Task goal:
Return the records word for word. Any pictures in them are not part of the copy.

"""

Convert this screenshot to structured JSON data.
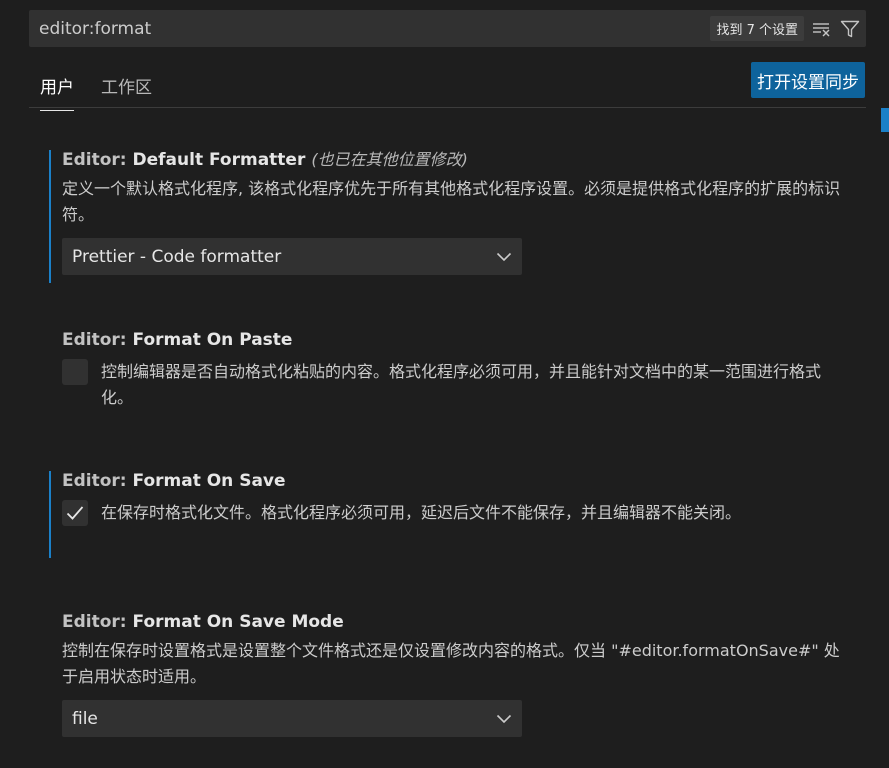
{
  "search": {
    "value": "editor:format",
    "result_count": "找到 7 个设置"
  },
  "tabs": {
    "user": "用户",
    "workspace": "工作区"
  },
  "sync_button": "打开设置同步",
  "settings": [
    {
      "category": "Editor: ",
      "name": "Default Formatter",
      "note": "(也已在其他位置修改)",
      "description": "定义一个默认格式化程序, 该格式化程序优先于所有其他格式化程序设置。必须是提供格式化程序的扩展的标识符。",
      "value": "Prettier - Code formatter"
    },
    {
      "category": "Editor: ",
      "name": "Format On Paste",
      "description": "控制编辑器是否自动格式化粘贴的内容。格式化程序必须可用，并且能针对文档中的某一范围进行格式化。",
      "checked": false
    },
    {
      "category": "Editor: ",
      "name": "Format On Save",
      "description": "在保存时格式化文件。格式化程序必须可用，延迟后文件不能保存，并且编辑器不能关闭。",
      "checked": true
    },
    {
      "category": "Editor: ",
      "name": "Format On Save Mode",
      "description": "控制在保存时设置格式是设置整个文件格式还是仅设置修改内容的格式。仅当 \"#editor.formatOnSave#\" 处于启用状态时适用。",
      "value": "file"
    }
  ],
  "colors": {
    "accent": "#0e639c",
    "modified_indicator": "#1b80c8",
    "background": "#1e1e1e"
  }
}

"""

Reply:
Convert this screenshot to structured JSON data.
{
  "search": {
    "value": "editor:format",
    "result_count": "找到 7 个设置"
  },
  "tabs": {
    "user": "用户",
    "workspace": "工作区"
  },
  "sync_button": "打开设置同步",
  "settings": [
    {
      "category": "Editor: ",
      "name": "Default Formatter",
      "note": "(也已在其他位置修改)",
      "description": "定义一个默认格式化程序, 该格式化程序优先于所有其他格式化程序设置。必须是提供格式化程序的扩展的标识符。",
      "value": "Prettier - Code formatter"
    },
    {
      "category": "Editor: ",
      "name": "Format On Paste",
      "description": "控制编辑器是否自动格式化粘贴的内容。格式化程序必须可用，并且能针对文档中的某一范围进行格式化。",
      "checked": false
    },
    {
      "category": "Editor: ",
      "name": "Format On Save",
      "description": "在保存时格式化文件。格式化程序必须可用，延迟后文件不能保存，并且编辑器不能关闭。",
      "checked": true
    },
    {
      "category": "Editor: ",
      "name": "Format On Save Mode",
      "description": "控制在保存时设置格式是设置整个文件格式还是仅设置修改内容的格式。仅当 \"#editor.formatOnSave#\" 处于启用状态时适用。",
      "value": "file"
    }
  ],
  "colors": {
    "accent": "#0e639c",
    "modified_indicator": "#1b80c8",
    "background": "#1e1e1e"
  }
}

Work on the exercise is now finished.